INPUT FOR THIS TASK start

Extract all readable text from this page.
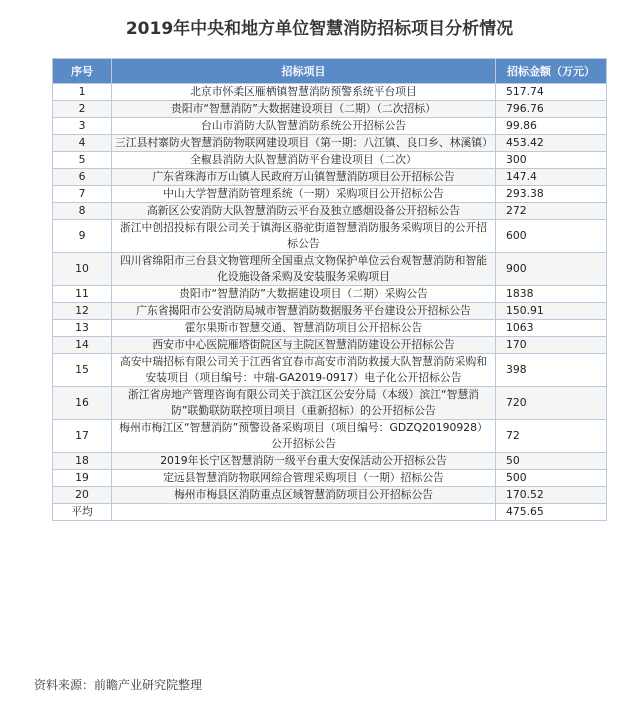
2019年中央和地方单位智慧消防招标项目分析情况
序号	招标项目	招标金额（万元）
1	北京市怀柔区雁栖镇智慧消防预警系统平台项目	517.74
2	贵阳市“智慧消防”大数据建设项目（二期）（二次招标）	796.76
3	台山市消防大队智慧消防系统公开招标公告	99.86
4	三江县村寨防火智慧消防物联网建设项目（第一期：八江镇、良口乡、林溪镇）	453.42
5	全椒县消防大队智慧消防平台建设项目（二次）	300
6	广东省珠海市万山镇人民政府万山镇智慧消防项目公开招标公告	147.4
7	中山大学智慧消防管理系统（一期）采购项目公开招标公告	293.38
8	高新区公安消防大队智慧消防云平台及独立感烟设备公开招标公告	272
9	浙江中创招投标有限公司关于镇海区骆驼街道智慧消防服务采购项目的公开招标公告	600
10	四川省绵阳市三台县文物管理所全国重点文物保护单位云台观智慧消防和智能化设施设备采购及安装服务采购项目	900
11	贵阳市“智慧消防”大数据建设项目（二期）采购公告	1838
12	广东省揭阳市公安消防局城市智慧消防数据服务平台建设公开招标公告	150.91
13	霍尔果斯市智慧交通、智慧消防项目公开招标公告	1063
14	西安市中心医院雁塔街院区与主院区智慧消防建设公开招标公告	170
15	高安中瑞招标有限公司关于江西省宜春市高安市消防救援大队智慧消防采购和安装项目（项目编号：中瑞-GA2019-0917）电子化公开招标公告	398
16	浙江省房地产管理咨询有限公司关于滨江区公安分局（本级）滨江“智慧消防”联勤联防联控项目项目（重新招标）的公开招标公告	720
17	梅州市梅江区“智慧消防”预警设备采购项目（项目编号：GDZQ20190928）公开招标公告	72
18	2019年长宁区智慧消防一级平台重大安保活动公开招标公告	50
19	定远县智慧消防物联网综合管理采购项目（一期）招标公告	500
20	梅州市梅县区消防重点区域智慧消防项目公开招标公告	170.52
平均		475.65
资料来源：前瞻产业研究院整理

INPUT FOR THIS TASK end
INPUT FOR THIS TASK start

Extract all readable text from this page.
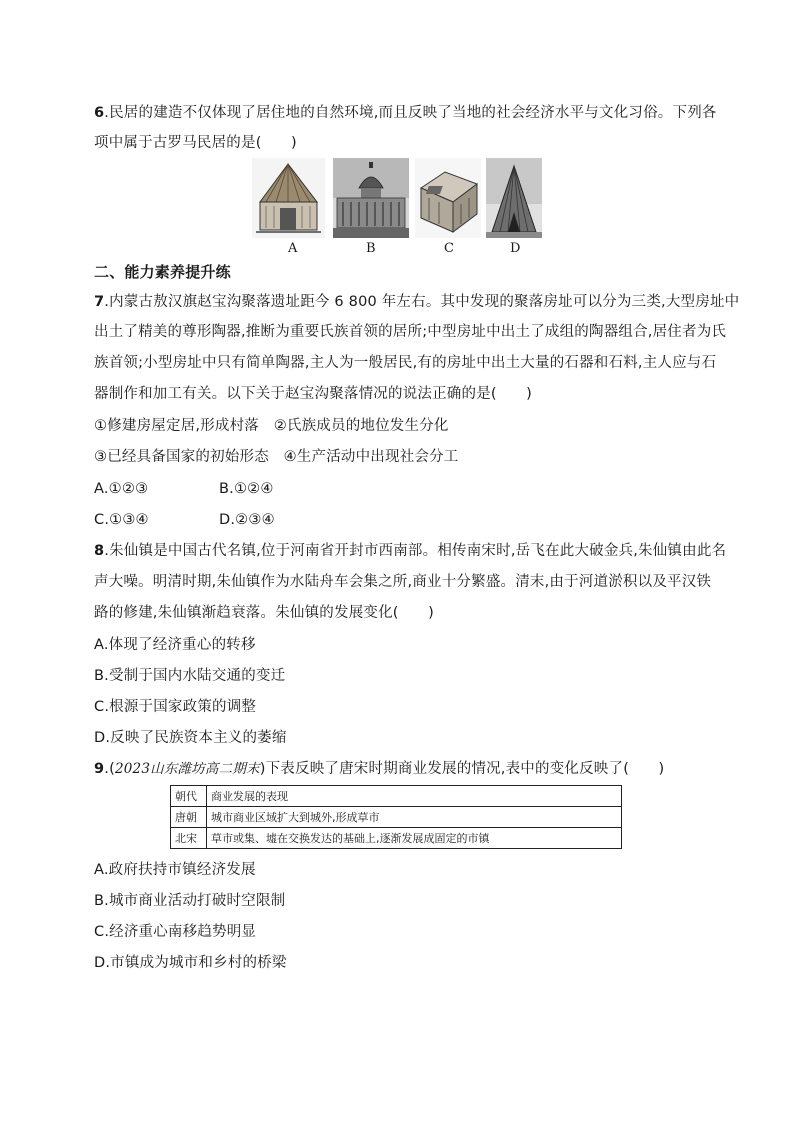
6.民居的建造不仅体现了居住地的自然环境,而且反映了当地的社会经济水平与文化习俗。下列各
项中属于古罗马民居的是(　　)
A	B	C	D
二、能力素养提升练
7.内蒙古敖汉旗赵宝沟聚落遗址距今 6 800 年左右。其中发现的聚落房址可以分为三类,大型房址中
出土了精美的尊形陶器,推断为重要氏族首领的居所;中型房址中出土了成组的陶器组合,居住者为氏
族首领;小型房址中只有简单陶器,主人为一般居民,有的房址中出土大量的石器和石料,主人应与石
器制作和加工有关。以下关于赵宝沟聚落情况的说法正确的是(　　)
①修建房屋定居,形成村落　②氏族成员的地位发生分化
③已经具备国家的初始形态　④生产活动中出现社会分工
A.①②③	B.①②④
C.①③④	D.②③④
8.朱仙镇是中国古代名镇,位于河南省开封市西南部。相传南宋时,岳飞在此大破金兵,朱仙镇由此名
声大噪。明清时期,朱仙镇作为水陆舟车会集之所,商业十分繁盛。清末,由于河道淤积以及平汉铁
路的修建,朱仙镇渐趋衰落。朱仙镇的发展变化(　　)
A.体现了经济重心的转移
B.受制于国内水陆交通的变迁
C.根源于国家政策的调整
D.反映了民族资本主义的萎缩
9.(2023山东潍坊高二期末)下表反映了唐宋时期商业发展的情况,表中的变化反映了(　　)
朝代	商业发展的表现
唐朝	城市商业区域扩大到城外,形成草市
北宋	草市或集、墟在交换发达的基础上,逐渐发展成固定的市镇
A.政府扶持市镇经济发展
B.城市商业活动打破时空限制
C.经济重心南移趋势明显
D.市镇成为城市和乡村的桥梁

INPUT FOR THIS TASK end

▶ [WHAT IS EXPECTED] Read through the data and copy every line where "项目编号" shows up.

▶ [ANSWER TO THE PROBLEM]
15	高安中瑞招标有限公司关于江西省宜春市高安市消防救援大队智慧消防采购和安装项目（项目编号：中瑞-GA2019-0917）电子化公开招标公告	398
17	梅州市梅江区“智慧消防”预警设备采购项目（项目编号：GDZQ20190928）公开招标公告	72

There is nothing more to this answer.